Task instructions: Each line containing the word "color" should be found and copied.

<<<<

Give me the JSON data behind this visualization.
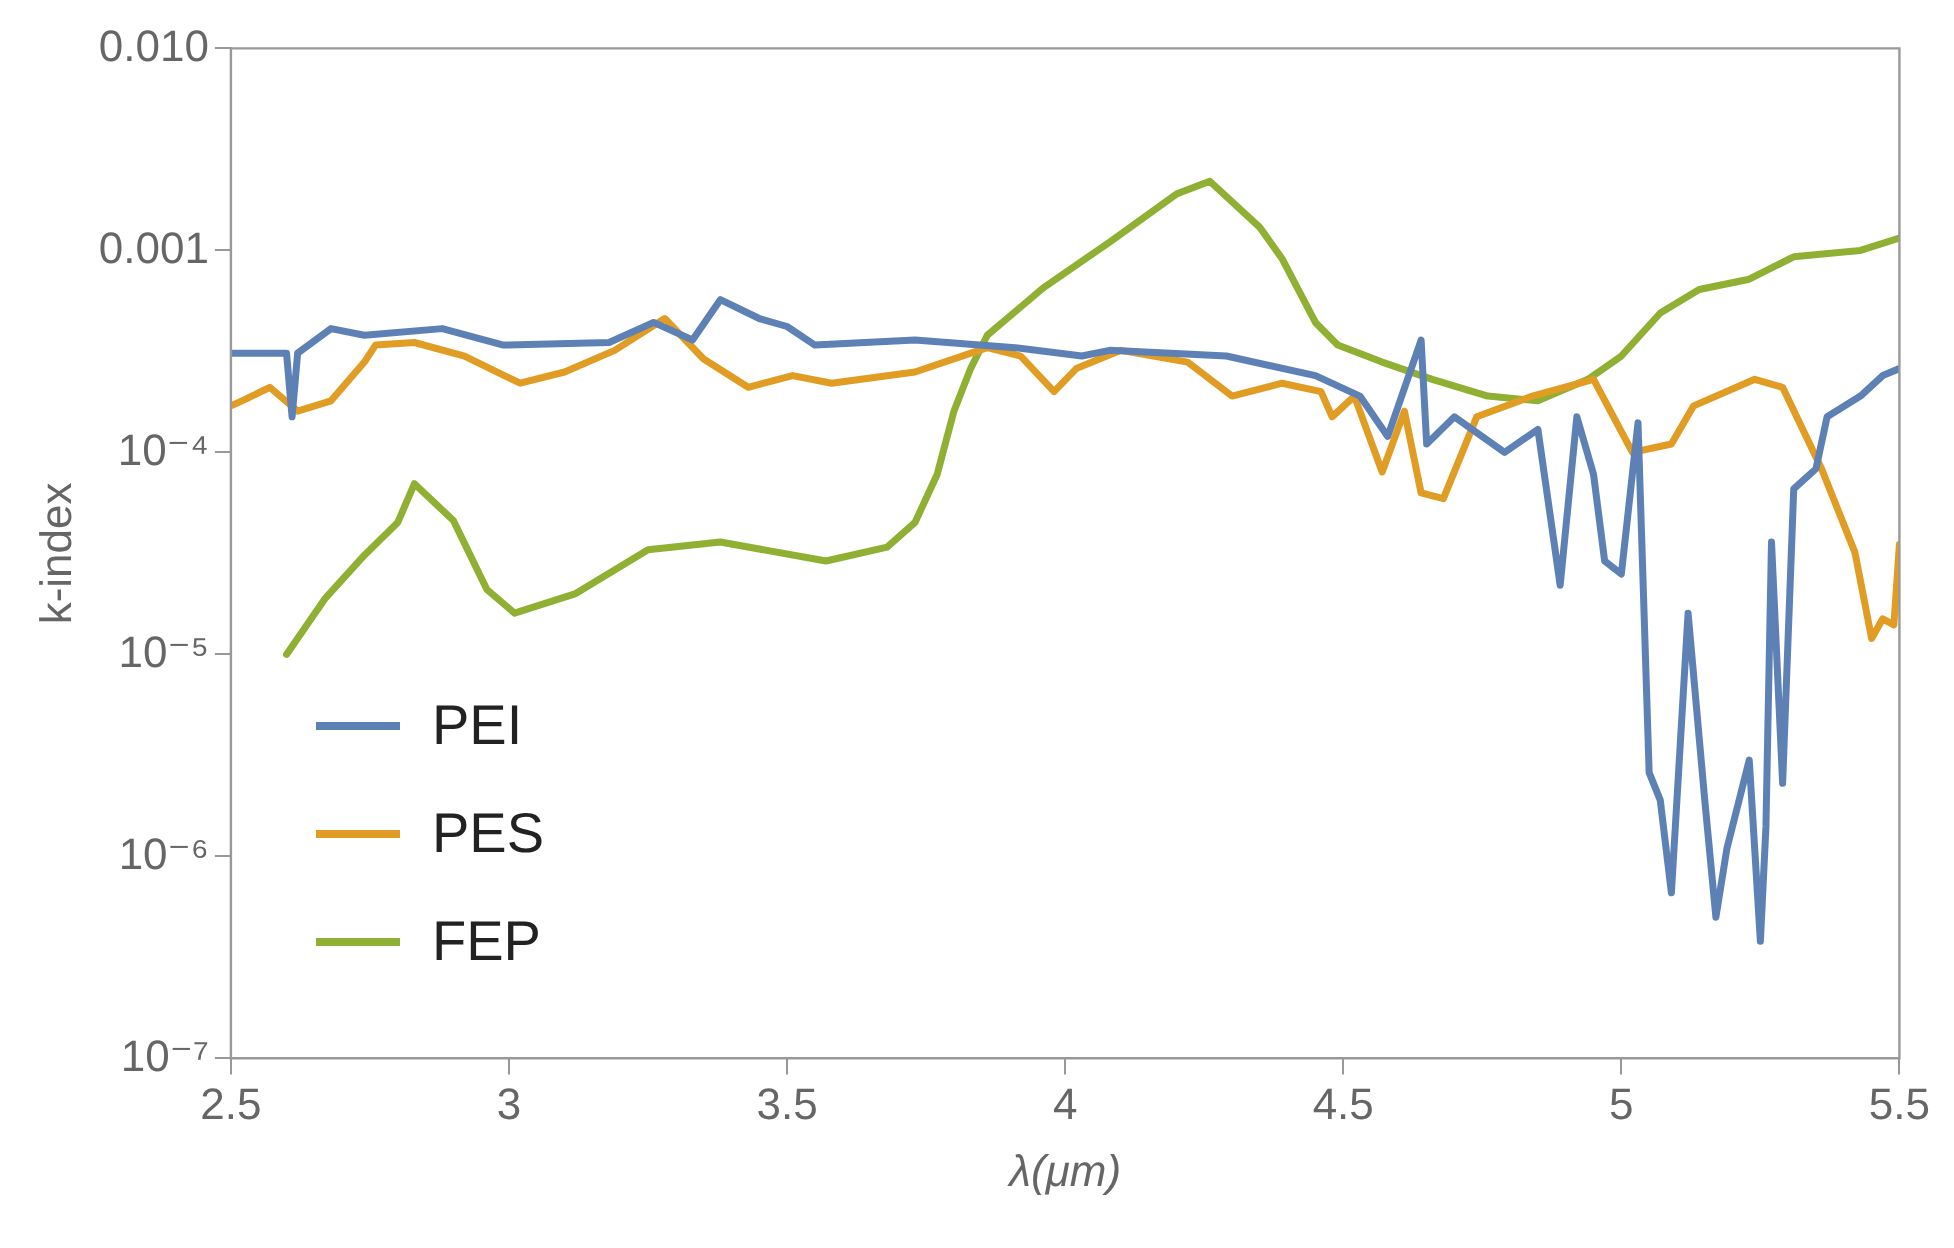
{
  "chart_data": {
    "type": "line",
    "xlabel": "λ(μm)",
    "ylabel": "k-index",
    "log": "y",
    "grid": false,
    "legend": "bottom left",
    "marker": "none",
    "line_style": "solid",
    "xlim": [
      2.5,
      5.5
    ],
    "xticks": [
      2.5,
      3,
      3.5,
      4,
      4.5,
      5,
      5.5
    ],
    "ylim": [
      1e-07,
      0.01
    ],
    "yticks": [
      {
        "value": 0.01,
        "label": "0.010"
      },
      {
        "value": 0.001,
        "label": "0.001"
      },
      {
        "value": 0.0001,
        "label": "10⁻⁴"
      },
      {
        "value": 1e-05,
        "label": "10⁻⁵"
      },
      {
        "value": 1e-06,
        "label": "10⁻⁶"
      },
      {
        "value": 1e-07,
        "label": "10⁻⁷"
      }
    ],
    "series": [
      {
        "name": "PEI",
        "color": "#5e81b5",
        "x": [
          2.5,
          2.52,
          2.6,
          2.61,
          2.62,
          2.68,
          2.74,
          2.88,
          2.99,
          3.18,
          3.26,
          3.33,
          3.38,
          3.45,
          3.5,
          3.55,
          3.73,
          3.91,
          4.03,
          4.08,
          4.29,
          4.45,
          4.53,
          4.58,
          4.64,
          4.65,
          4.7,
          4.79,
          4.85,
          4.89,
          4.92,
          4.95,
          4.97,
          5.0,
          5.03,
          5.05,
          5.07,
          5.09,
          5.12,
          5.15,
          5.17,
          5.19,
          5.23,
          5.25,
          5.26,
          5.27,
          5.29,
          5.31,
          5.35,
          5.37,
          5.43,
          5.47,
          5.5
        ],
        "values": [
          0.00031,
          0.00031,
          0.00031,
          0.00015,
          0.00031,
          0.00041,
          0.00038,
          0.00041,
          0.00034,
          0.00035,
          0.00044,
          0.00036,
          0.00057,
          0.00046,
          0.00042,
          0.00034,
          0.00036,
          0.00033,
          0.0003,
          0.00032,
          0.0003,
          0.00024,
          0.00019,
          0.00012,
          0.00036,
          0.00011,
          0.00015,
          0.0001,
          0.00013,
          2.2e-05,
          0.00015,
          7.8e-05,
          2.9e-05,
          2.5e-05,
          0.00014,
          2.6e-06,
          1.9e-06,
          6.6e-07,
          1.6e-05,
          1.9e-06,
          5e-07,
          1.1e-06,
          3e-06,
          3.8e-07,
          1.4e-06,
          3.6e-05,
          2.3e-06,
          6.6e-05,
          8.3e-05,
          0.00015,
          0.00019,
          0.00024,
          0.00026
        ]
      },
      {
        "name": "PES",
        "color": "#e19c24",
        "x": [
          2.5,
          2.52,
          2.57,
          2.62,
          2.68,
          2.74,
          2.76,
          2.83,
          2.92,
          3.02,
          3.1,
          3.19,
          3.28,
          3.35,
          3.43,
          3.51,
          3.58,
          3.73,
          3.86,
          3.92,
          3.98,
          4.02,
          4.1,
          4.22,
          4.3,
          4.39,
          4.46,
          4.48,
          4.52,
          4.57,
          4.61,
          4.64,
          4.68,
          4.74,
          4.84,
          4.95,
          5.02,
          5.09,
          5.13,
          5.24,
          5.29,
          5.36,
          5.42,
          5.45,
          5.47,
          5.49,
          5.5
        ],
        "values": [
          0.00017,
          0.00018,
          0.00021,
          0.00016,
          0.00018,
          0.00028,
          0.00034,
          0.00035,
          0.0003,
          0.00022,
          0.00025,
          0.00032,
          0.00046,
          0.00029,
          0.00021,
          0.00024,
          0.00022,
          0.00025,
          0.00033,
          0.0003,
          0.0002,
          0.00026,
          0.00032,
          0.00028,
          0.00019,
          0.00022,
          0.0002,
          0.00015,
          0.00019,
          8e-05,
          0.00016,
          6.3e-05,
          5.9e-05,
          0.00015,
          0.00019,
          0.00023,
          0.0001,
          0.00011,
          0.00017,
          0.00023,
          0.00021,
          8.3e-05,
          3.2e-05,
          1.2e-05,
          1.5e-05,
          1.4e-05,
          3.5e-05
        ]
      },
      {
        "name": "FEP",
        "color": "#8fb032",
        "x": [
          2.6,
          2.67,
          2.74,
          2.8,
          2.83,
          2.9,
          2.96,
          3.01,
          3.12,
          3.25,
          3.38,
          3.57,
          3.68,
          3.73,
          3.77,
          3.8,
          3.83,
          3.86,
          3.96,
          4.08,
          4.2,
          4.26,
          4.35,
          4.39,
          4.45,
          4.49,
          4.57,
          4.66,
          4.76,
          4.85,
          4.94,
          5.0,
          5.07,
          5.14,
          5.23,
          5.31,
          5.43,
          5.5
        ],
        "values": [
          1e-05,
          1.9e-05,
          3.1e-05,
          4.5e-05,
          7e-05,
          4.6e-05,
          2.1e-05,
          1.6e-05,
          2e-05,
          3.3e-05,
          3.6e-05,
          2.9e-05,
          3.4e-05,
          4.5e-05,
          7.8e-05,
          0.00016,
          0.00026,
          0.00038,
          0.00065,
          0.0011,
          0.0019,
          0.0022,
          0.0013,
          0.00091,
          0.00044,
          0.00034,
          0.00028,
          0.00023,
          0.00019,
          0.00018,
          0.00023,
          0.0003,
          0.00049,
          0.00064,
          0.00072,
          0.00093,
          0.001,
          0.00115
        ]
      }
    ]
  }
}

>>>>

Written answer:
        "color": "#5e81b5",
        "color": "#e19c24",
        "color": "#8fb032",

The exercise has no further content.